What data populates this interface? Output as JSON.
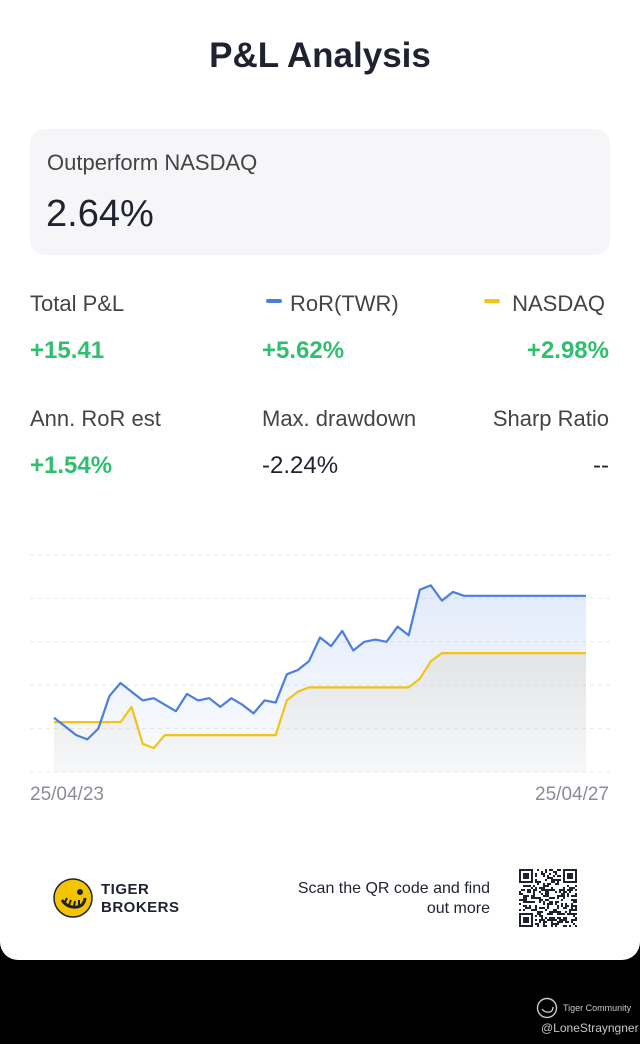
{
  "title": "P&L Analysis",
  "outperform": {
    "label": "Outperform NASDAQ",
    "value": "2.64%"
  },
  "stats": {
    "total_pl": {
      "label": "Total P&L",
      "value": "+15.41"
    },
    "ror": {
      "label": "RoR(TWR)",
      "value": "+5.62%"
    },
    "nasdaq": {
      "label": "NASDAQ",
      "value": "+2.98%"
    },
    "ann_ror": {
      "label": "Ann. RoR est",
      "value": "+1.54%"
    },
    "max_drawdown": {
      "label": "Max. drawdown",
      "value": "-2.24%"
    },
    "sharp_ratio": {
      "label": "Sharp Ratio",
      "value": "--"
    }
  },
  "colors": {
    "ror": "#4a7fe0",
    "nasdaq": "#f0c419",
    "green": "#2fbf6e"
  },
  "chart_data": {
    "type": "line",
    "x_start_label": "25/04/23",
    "x_end_label": "25/04/27",
    "ylim": [
      -2.5,
      7.5
    ],
    "grid": true,
    "series": [
      {
        "name": "RoR(TWR)",
        "values": [
          0.0,
          -0.4,
          -0.8,
          -1.0,
          -0.5,
          1.0,
          1.6,
          1.2,
          0.8,
          0.9,
          0.6,
          0.3,
          1.1,
          0.8,
          0.9,
          0.5,
          0.9,
          0.6,
          0.2,
          0.8,
          0.7,
          2.0,
          2.2,
          2.6,
          3.7,
          3.3,
          4.0,
          3.1,
          3.5,
          3.6,
          3.5,
          4.2,
          3.8,
          5.9,
          6.1,
          5.4,
          5.8,
          5.62,
          5.62,
          5.62,
          5.62,
          5.62,
          5.62,
          5.62,
          5.62,
          5.62,
          5.62,
          5.62,
          5.62
        ]
      },
      {
        "name": "NASDAQ",
        "values": [
          -0.2,
          -0.2,
          -0.2,
          -0.2,
          -0.2,
          -0.2,
          -0.2,
          0.5,
          -1.2,
          -1.4,
          -0.8,
          -0.8,
          -0.8,
          -0.8,
          -0.8,
          -0.8,
          -0.8,
          -0.8,
          -0.8,
          -0.8,
          -0.8,
          0.8,
          1.2,
          1.4,
          1.4,
          1.4,
          1.4,
          1.4,
          1.4,
          1.4,
          1.4,
          1.4,
          1.4,
          1.8,
          2.6,
          2.98,
          2.98,
          2.98,
          2.98,
          2.98,
          2.98,
          2.98,
          2.98,
          2.98,
          2.98,
          2.98,
          2.98,
          2.98,
          2.98
        ]
      }
    ]
  },
  "footer": {
    "brand_line1": "TIGER",
    "brand_line2": "BROKERS",
    "scan_text": "Scan the QR code and find out more"
  },
  "watermark": {
    "line1": "Tiger Community",
    "line2": "@LoneStrayngner"
  }
}
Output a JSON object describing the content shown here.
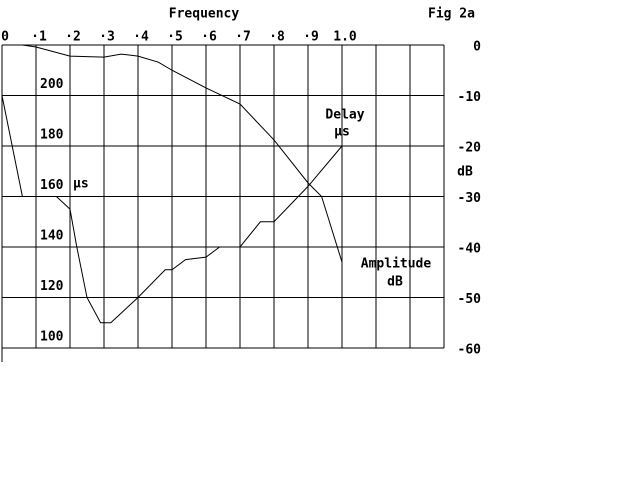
{
  "chart_data": {
    "type": "line",
    "title": "Frequency",
    "figure_label": "Fig 2a",
    "xlim": [
      0,
      1.3
    ],
    "xticks": [
      0,
      {
        "value": 0.1,
        "label": "·1"
      },
      {
        "value": 0.2,
        "label": "·2"
      },
      {
        "value": 0.3,
        "label": "·3"
      },
      {
        "value": 0.4,
        "label": "·4"
      },
      {
        "value": 0.5,
        "label": "·5"
      },
      {
        "value": 0.6,
        "label": "·6"
      },
      {
        "value": 0.7,
        "label": "·7"
      },
      {
        "value": 0.8,
        "label": "·8"
      },
      {
        "value": 0.9,
        "label": "·9"
      },
      {
        "value": 1,
        "label": "1.0"
      }
    ],
    "xminor": [
      1.1,
      1.2,
      1.3
    ],
    "ylim": [
      100,
      220
    ],
    "yticks": [
      100,
      120,
      140,
      160,
      180,
      200
    ],
    "ylabel": "µs",
    "y2lim": [
      -60,
      0
    ],
    "y2ticks": [
      0,
      -10,
      -20,
      -30,
      -40,
      -50,
      -60
    ],
    "y2label": "dB",
    "grid": true,
    "color": "#000000",
    "series": [
      {
        "name": "Delay",
        "unit": "µs",
        "color": "#000000",
        "x": [
          0,
          0.06,
          null,
          0.16,
          0.2,
          0.22,
          0.25,
          0.29,
          0.32,
          0.4,
          0.48,
          0.5,
          0.54,
          0.6,
          0.64,
          0.7,
          0.76,
          0.8,
          0.9,
          1.0
        ],
        "values": [
          200,
          160,
          null,
          160,
          155,
          140,
          120,
          110,
          110,
          120,
          131,
          131,
          135,
          136,
          140,
          140,
          150,
          150,
          164,
          180
        ]
      },
      {
        "name": "Amplitude",
        "unit": "dB",
        "axis": "y2",
        "color": "#000000",
        "x": [
          0.06,
          0.1,
          0.2,
          0.3,
          0.35,
          0.4,
          0.46,
          0.5,
          0.6,
          0.7,
          0.8,
          0.9,
          0.94,
          1.0
        ],
        "values": [
          0,
          -0.4,
          -2.2,
          -2.4,
          -1.8,
          -2.2,
          -3.4,
          -5,
          -8.5,
          -11.7,
          -18.8,
          -27.3,
          -30,
          -43
        ]
      }
    ]
  }
}
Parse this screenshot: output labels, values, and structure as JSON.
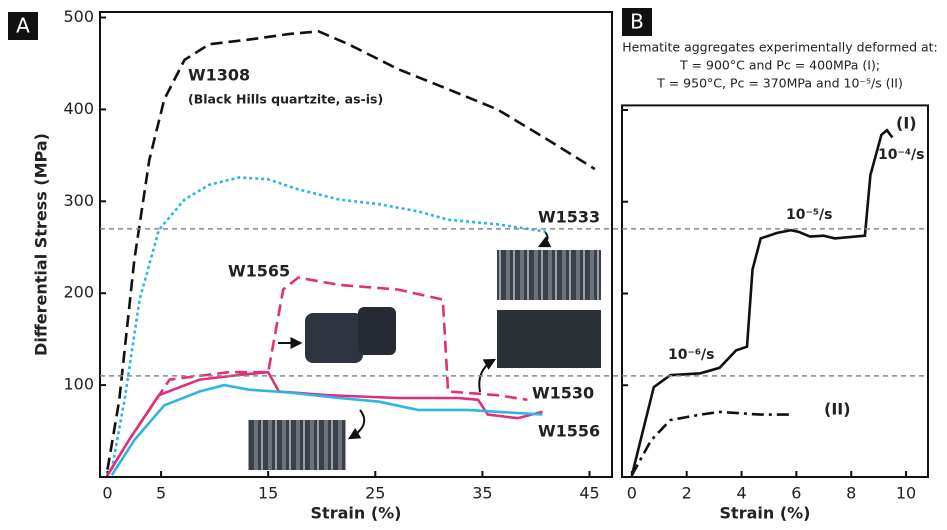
◆ ◆ ◆
**WRITTEN PROBLEM:**
Copy every record above exactly as written, but leave out the pictures.

**CORRECT RESULT:**
What data populates this interface? Output as JSON.
{
  "title": "P&L Analysis",
  "outperform": {
    "label": "Outperform NASDAQ",
    "value": "2.64%"
  },
  "stats": {
    "total_pl": {
      "label": "Total P&L",
      "value": "+15.41"
    },
    "ror": {
      "label": "RoR(TWR)",
      "value": "+5.62%"
    },
    "nasdaq": {
      "label": "NASDAQ",
      "value": "+2.98%"
    },
    "ann_ror": {
      "label": "Ann. RoR est",
      "value": "+1.54%"
    },
    "max_drawdown": {
      "label": "Max. drawdown",
      "value": "-2.24%"
    },
    "sharp_ratio": {
      "label": "Sharp Ratio",
      "value": "--"
    }
  },
  "colors": {
    "ror": "#4a7fe0",
    "nasdaq": "#f0c419",
    "green": "#2fbf6e"
  },
  "chart_data": {
    "type": "line",
    "x_start_label": "25/04/23",
    "x_end_label": "25/04/27",
    "ylim": [
      -2.5,
      7.5
    ],
    "grid": true,
    "series": [
      {
        "name": "RoR(TWR)",
        "values": [
          0.0,
          -0.4,
          -0.8,
          -1.0,
          -0.5,
          1.0,
          1.6,
          1.2,
          0.8,
          0.9,
          0.6,
          0.3,
          1.1,
          0.8,
          0.9,
          0.5,
          0.9,
          0.6,
          0.2,
          0.8,
          0.7,
          2.0,
          2.2,
          2.6,
          3.7,
          3.3,
          4.0,
          3.1,
          3.5,
          3.6,
          3.5,
          4.2,
          3.8,
          5.9,
          6.1,
          5.4,
          5.8,
          5.62,
          5.62,
          5.62,
          5.62,
          5.62,
          5.62,
          5.62,
          5.62,
          5.62,
          5.62,
          5.62,
          5.62
        ]
      },
      {
        "name": "NASDAQ",
        "values": [
          -0.2,
          -0.2,
          -0.2,
          -0.2,
          -0.2,
          -0.2,
          -0.2,
          0.5,
          -1.2,
          -1.4,
          -0.8,
          -0.8,
          -0.8,
          -0.8,
          -0.8,
          -0.8,
          -0.8,
          -0.8,
          -0.8,
          -0.8,
          -0.8,
          0.8,
          1.2,
          1.4,
          1.4,
          1.4,
          1.4,
          1.4,
          1.4,
          1.4,
          1.4,
          1.4,
          1.4,
          1.8,
          2.6,
          2.98,
          2.98,
          2.98,
          2.98,
          2.98,
          2.98,
          2.98,
          2.98,
          2.98,
          2.98,
          2.98,
          2.98,
          2.98,
          2.98
        ]
      }
    ]
  },
  "footer": {
    "brand_line1": "TIGER",
    "brand_line2": "BROKERS",
    "scan_text": "Scan the QR code and find out more"
  },
  "watermark": {
    "line1": "Tiger Community",
    "line2": "@LoneStrayngner"
  }
}
Output a JSON object describing the content shown here.
{
  "chart_data": {
    "type": "line",
    "title": "Frequency",
    "figure_label": "Fig 2a",
    "xlim": [
      0,
      1.3
    ],
    "xticks": [
      0,
      {
        "value": 0.1,
        "label": "·1"
      },
      {
        "value": 0.2,
        "label": "·2"
      },
      {
        "value": 0.3,
        "label": "·3"
      },
      {
        "value": 0.4,
        "label": "·4"
      },
      {
        "value": 0.5,
        "label": "·5"
      },
      {
        "value": 0.6,
        "label": "·6"
      },
      {
        "value": 0.7,
        "label": "·7"
      },
      {
        "value": 0.8,
        "label": "·8"
      },
      {
        "value": 0.9,
        "label": "·9"
      },
      {
        "value": 1,
        "label": "1.0"
      }
    ],
    "xminor": [
      1.1,
      1.2,
      1.3
    ],
    "ylim": [
      100,
      220
    ],
    "yticks": [
      100,
      120,
      140,
      160,
      180,
      200
    ],
    "ylabel": "µs",
    "y2lim": [
      -60,
      0
    ],
    "y2ticks": [
      0,
      -10,
      -20,
      -30,
      -40,
      -50,
      -60
    ],
    "y2label": "dB",
    "grid": true,
    "color": "#000000",
    "series": [
      {
        "name": "Delay",
        "unit": "µs",
        "color": "#000000",
        "x": [
          0,
          0.06,
          null,
          0.16,
          0.2,
          0.22,
          0.25,
          0.29,
          0.32,
          0.4,
          0.48,
          0.5,
          0.54,
          0.6,
          0.64,
          0.7,
          0.76,
          0.8,
          0.9,
          1.0
        ],
        "values": [
          200,
          160,
          null,
          160,
          155,
          140,
          120,
          110,
          110,
          120,
          131,
          131,
          135,
          136,
          140,
          140,
          150,
          150,
          164,
          180
        ]
      },
      {
        "name": "Amplitude",
        "unit": "dB",
        "axis": "y2",
        "color": "#000000",
        "x": [
          0.06,
          0.1,
          0.2,
          0.3,
          0.35,
          0.4,
          0.46,
          0.5,
          0.6,
          0.7,
          0.8,
          0.9,
          0.94,
          1.0
        ],
        "values": [
          0,
          -0.4,
          -2.2,
          -2.4,
          -1.8,
          -2.2,
          -3.4,
          -5,
          -8.5,
          -11.7,
          -18.8,
          -27.3,
          -30,
          -43
        ]
      }
    ]
  }
}
Parse this screenshot: output labels, values, and structure as JSON.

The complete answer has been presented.